** The exercise **
Pick out the lines below that include the string "Junk".

** Source data **

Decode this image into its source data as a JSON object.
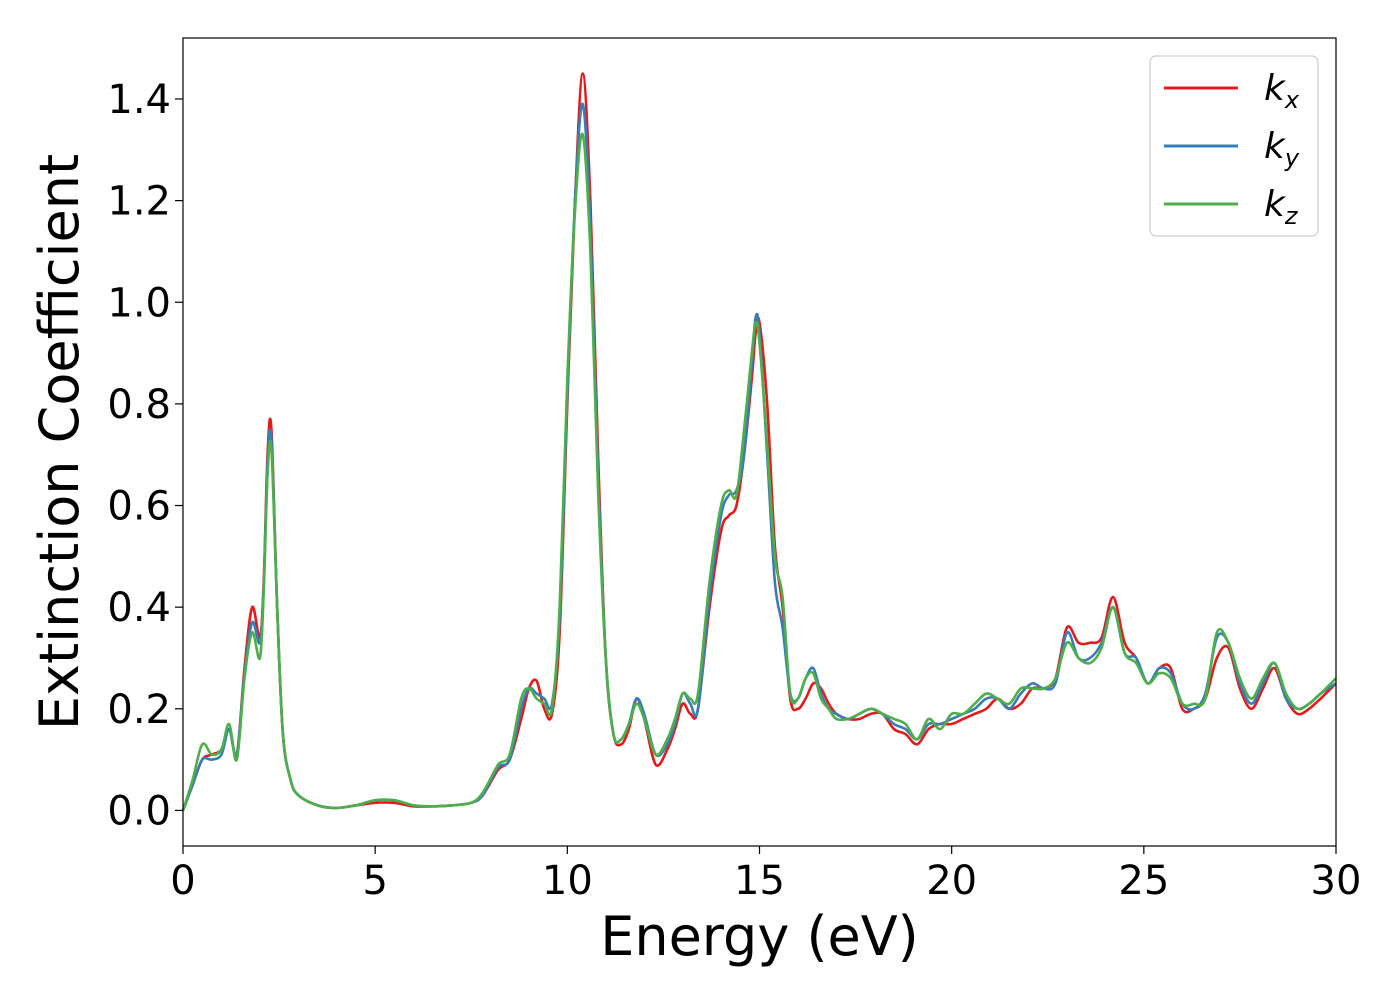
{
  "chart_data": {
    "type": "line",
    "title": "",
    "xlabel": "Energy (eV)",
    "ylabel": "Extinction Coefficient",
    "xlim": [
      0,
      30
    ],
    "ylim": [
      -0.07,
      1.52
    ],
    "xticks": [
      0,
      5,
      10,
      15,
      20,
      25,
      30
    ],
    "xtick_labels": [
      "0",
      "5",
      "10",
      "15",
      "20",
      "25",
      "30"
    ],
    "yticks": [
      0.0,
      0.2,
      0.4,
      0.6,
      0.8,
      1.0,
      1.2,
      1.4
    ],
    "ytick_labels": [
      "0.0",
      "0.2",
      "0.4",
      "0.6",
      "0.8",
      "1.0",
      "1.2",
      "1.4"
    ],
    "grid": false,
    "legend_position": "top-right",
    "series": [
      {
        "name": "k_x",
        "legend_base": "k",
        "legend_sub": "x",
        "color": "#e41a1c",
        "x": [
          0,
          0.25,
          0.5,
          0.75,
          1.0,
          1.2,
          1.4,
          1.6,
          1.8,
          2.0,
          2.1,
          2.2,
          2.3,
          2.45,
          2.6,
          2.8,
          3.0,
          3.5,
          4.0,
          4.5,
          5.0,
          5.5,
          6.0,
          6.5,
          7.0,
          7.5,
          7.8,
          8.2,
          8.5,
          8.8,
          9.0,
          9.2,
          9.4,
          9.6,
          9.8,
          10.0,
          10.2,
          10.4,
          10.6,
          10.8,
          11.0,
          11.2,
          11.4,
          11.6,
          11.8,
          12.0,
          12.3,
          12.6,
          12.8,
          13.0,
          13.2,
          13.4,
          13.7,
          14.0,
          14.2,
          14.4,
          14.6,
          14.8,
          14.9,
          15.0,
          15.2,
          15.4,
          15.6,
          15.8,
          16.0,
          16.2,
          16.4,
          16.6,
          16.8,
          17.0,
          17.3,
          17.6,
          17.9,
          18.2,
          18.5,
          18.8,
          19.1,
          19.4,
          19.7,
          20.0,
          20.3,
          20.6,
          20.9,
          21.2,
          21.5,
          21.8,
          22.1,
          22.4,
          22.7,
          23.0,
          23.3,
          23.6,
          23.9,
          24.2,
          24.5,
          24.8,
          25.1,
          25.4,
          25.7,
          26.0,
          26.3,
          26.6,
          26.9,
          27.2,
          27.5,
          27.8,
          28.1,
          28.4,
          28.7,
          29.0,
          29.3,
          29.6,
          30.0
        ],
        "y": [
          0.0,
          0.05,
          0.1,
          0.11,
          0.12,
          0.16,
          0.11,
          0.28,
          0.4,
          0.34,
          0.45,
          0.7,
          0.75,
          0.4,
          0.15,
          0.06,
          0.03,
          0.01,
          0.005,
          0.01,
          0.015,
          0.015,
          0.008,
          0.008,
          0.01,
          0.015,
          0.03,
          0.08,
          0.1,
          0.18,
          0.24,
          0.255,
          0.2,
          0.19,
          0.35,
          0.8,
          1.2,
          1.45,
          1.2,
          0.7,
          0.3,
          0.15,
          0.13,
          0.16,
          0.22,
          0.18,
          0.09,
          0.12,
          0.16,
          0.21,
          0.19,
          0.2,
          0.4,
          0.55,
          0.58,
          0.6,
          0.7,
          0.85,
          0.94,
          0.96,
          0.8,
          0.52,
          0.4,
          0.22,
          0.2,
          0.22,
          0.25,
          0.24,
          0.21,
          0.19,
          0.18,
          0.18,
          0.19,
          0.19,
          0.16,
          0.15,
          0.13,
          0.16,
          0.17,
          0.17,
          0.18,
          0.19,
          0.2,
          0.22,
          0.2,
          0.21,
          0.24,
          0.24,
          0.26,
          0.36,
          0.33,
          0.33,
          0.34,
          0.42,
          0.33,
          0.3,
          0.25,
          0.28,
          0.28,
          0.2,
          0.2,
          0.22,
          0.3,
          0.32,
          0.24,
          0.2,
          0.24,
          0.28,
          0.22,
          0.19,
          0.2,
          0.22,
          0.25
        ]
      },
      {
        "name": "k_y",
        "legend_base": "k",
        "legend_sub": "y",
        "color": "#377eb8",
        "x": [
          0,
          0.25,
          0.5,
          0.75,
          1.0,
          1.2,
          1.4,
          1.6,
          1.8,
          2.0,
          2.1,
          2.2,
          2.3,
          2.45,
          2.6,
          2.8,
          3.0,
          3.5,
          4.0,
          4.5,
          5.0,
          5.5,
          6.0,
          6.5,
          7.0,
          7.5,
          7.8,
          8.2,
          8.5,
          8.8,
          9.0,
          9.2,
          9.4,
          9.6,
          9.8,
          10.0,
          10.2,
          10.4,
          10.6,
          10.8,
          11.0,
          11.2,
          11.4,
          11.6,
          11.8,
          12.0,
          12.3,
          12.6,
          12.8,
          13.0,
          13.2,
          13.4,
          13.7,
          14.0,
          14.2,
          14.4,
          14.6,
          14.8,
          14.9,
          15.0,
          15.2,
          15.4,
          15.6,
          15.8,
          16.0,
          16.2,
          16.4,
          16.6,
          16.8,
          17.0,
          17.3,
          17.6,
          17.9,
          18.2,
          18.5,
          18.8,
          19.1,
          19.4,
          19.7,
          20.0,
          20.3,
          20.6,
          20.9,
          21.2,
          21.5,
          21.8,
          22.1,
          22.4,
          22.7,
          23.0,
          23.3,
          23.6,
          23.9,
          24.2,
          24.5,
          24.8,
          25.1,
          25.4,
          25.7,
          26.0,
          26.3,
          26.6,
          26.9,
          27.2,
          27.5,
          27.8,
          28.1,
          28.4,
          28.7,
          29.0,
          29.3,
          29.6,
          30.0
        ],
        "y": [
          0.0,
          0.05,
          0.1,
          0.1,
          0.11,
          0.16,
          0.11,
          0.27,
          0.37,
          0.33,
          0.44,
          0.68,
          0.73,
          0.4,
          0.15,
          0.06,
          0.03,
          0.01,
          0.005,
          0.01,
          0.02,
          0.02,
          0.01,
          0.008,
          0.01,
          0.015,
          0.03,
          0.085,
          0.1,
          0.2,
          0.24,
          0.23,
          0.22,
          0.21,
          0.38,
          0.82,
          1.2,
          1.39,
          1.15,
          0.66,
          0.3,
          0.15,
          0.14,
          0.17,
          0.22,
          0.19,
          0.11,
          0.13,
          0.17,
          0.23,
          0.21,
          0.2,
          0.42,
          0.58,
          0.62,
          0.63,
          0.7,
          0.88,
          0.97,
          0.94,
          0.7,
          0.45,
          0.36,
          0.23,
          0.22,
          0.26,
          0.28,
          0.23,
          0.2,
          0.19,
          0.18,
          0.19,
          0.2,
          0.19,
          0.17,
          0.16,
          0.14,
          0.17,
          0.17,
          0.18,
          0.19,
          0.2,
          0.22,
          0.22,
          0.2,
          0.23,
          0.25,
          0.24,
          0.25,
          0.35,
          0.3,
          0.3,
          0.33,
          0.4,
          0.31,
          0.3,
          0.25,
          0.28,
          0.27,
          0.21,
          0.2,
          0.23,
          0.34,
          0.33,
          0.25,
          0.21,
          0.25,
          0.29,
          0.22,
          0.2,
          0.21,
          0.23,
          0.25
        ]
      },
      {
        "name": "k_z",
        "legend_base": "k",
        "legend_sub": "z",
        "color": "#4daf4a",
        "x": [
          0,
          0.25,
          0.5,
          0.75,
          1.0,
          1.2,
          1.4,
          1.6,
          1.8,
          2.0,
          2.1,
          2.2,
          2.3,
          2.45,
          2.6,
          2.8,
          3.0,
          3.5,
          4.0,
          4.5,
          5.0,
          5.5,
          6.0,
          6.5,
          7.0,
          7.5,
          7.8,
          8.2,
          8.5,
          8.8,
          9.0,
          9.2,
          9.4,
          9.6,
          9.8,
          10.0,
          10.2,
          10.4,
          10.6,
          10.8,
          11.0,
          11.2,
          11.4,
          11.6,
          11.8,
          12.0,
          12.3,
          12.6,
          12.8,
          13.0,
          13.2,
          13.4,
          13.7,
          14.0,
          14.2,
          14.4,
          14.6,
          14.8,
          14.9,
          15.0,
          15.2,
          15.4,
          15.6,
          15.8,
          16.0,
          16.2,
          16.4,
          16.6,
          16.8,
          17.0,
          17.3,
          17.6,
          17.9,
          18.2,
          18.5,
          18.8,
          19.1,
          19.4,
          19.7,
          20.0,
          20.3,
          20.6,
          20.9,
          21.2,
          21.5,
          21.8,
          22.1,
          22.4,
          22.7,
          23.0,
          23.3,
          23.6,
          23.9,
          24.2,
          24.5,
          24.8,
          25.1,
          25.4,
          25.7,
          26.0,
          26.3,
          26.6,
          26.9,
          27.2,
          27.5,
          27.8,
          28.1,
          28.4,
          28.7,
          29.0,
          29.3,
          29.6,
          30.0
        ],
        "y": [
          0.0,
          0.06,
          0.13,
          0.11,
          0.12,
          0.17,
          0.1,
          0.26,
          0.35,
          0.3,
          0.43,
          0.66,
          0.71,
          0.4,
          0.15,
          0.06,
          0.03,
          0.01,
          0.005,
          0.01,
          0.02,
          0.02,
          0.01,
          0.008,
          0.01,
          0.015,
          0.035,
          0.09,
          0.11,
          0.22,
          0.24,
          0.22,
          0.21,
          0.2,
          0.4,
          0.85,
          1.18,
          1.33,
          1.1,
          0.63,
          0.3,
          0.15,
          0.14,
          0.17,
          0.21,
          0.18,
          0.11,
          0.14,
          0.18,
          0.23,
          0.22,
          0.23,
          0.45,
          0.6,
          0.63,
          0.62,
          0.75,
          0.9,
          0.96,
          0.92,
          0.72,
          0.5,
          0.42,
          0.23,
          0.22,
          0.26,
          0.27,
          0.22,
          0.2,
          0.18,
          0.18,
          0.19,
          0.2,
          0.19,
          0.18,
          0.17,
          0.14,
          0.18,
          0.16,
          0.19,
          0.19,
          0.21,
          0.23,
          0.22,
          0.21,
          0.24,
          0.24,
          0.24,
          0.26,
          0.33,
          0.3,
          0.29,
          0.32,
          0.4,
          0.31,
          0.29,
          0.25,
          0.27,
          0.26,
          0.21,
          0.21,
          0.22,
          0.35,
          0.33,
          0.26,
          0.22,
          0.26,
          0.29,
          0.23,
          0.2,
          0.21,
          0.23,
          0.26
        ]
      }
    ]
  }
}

==

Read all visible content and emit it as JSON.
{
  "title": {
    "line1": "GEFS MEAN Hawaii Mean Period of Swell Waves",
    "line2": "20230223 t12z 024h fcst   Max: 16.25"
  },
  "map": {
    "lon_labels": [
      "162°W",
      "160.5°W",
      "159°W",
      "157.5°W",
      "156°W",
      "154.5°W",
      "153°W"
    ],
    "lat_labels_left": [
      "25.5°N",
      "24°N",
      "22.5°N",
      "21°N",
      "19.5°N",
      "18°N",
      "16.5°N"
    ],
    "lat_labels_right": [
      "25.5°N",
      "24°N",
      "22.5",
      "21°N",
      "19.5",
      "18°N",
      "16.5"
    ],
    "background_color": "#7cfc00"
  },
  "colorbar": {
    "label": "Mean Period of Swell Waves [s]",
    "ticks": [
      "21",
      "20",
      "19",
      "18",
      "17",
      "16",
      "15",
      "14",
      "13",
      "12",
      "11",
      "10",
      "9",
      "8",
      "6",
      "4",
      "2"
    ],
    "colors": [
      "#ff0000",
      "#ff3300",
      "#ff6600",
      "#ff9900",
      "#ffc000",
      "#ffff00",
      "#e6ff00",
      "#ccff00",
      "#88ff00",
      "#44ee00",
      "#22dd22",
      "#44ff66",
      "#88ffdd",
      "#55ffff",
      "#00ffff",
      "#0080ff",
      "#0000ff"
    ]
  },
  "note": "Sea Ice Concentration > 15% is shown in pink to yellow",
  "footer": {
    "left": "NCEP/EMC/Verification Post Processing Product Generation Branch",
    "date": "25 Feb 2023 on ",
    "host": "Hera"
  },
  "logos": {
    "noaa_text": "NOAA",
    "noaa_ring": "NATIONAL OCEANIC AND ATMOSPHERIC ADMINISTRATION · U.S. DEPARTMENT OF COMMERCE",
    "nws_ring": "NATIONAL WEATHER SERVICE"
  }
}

--

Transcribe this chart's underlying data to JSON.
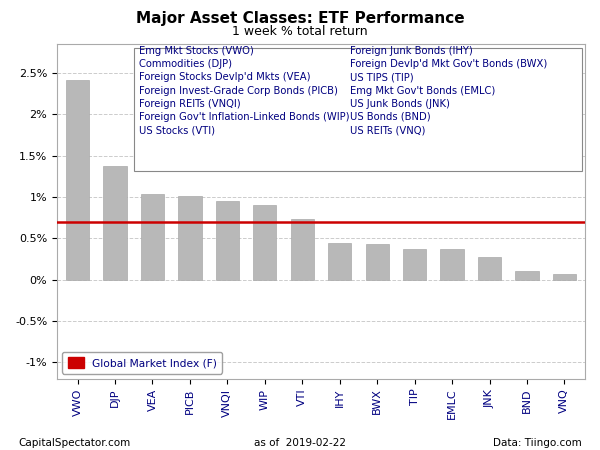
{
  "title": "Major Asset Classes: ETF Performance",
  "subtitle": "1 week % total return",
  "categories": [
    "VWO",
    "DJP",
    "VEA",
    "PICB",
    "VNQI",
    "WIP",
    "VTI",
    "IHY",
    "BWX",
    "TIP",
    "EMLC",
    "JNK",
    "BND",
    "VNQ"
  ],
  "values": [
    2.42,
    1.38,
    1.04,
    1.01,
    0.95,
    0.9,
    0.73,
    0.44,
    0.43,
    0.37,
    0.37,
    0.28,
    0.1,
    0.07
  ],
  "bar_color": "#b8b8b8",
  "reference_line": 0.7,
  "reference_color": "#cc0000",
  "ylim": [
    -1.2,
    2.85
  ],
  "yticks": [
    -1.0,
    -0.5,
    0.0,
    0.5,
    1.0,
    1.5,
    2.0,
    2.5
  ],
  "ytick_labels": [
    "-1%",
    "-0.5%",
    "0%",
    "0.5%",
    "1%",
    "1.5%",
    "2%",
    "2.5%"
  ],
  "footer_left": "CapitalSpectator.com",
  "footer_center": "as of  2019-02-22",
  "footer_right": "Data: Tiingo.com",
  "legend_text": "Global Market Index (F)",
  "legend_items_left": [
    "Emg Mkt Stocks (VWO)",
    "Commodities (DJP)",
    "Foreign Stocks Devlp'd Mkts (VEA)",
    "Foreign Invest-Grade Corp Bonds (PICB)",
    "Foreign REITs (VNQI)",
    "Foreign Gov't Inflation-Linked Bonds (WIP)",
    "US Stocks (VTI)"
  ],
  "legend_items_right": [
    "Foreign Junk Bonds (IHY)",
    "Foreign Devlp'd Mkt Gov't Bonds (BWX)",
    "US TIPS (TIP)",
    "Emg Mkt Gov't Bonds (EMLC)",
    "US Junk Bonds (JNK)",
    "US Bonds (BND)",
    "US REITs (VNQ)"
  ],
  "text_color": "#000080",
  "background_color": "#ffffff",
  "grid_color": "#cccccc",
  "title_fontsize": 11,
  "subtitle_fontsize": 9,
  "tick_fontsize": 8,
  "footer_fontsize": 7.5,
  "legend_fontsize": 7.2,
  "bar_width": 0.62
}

** Complete output **
    "Foreign Junk Bonds (IHY)",
    "US Junk Bonds (JNK)",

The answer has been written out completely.